Quote every line as written. Omit pictures.
.....
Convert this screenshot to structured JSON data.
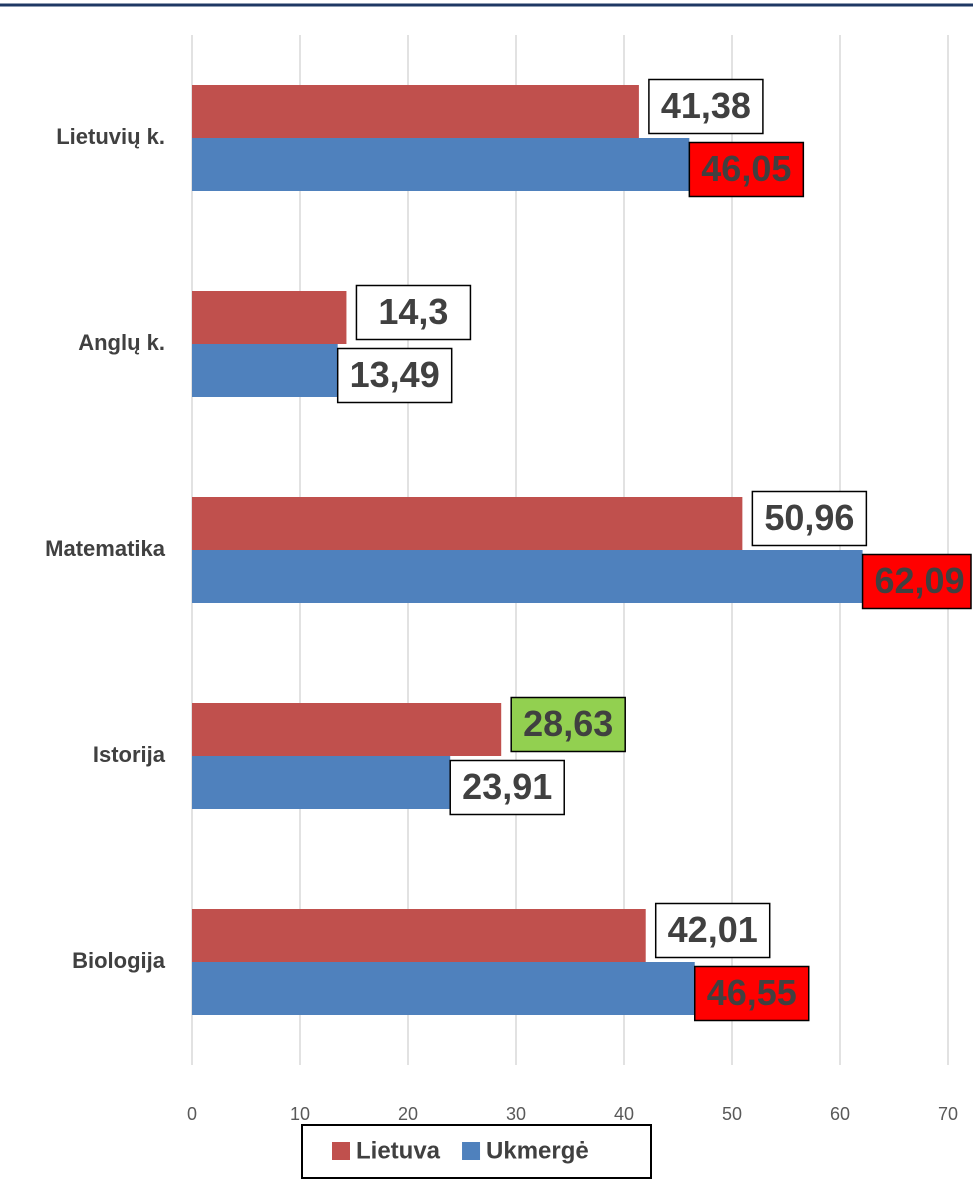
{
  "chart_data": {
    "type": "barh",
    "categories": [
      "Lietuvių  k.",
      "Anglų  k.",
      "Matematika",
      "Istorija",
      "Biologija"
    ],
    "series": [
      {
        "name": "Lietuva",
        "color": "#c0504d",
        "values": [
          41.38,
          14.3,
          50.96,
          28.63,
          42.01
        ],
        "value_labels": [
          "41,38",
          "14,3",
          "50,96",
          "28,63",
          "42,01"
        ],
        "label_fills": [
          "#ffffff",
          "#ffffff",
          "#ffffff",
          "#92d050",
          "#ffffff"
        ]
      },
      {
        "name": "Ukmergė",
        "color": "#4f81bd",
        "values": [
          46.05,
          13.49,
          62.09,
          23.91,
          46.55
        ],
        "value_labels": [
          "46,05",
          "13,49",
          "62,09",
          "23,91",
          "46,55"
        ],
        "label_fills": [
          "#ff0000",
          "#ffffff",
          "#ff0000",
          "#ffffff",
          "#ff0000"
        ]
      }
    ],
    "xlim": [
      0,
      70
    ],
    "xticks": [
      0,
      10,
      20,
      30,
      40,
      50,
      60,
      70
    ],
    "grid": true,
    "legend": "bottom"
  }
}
.....
== Task response ==
Convert this screenshot to structured JSON data.
{
  "chart_data": {
    "type": "barh",
    "categories": [
      "Lietuvių  k.",
      "Anglų  k.",
      "Matematika",
      "Istorija",
      "Biologija"
    ],
    "series": [
      {
        "name": "Lietuva",
        "color": "#c0504d",
        "values": [
          41.38,
          14.3,
          50.96,
          28.63,
          42.01
        ],
        "value_labels": [
          "41,38",
          "14,3",
          "50,96",
          "28,63",
          "42,01"
        ],
        "label_fills": [
          "#ffffff",
          "#ffffff",
          "#ffffff",
          "#92d050",
          "#ffffff"
        ]
      },
      {
        "name": "Ukmergė",
        "color": "#4f81bd",
        "values": [
          46.05,
          13.49,
          62.09,
          23.91,
          46.55
        ],
        "value_labels": [
          "46,05",
          "13,49",
          "62,09",
          "23,91",
          "46,55"
        ],
        "label_fills": [
          "#ff0000",
          "#ffffff",
          "#ff0000",
          "#ffffff",
          "#ff0000"
        ]
      }
    ],
    "xlim": [
      0,
      70
    ],
    "xticks": [
      0,
      10,
      20,
      30,
      40,
      50,
      60,
      70
    ],
    "grid": true,
    "legend": "bottom"
  }
}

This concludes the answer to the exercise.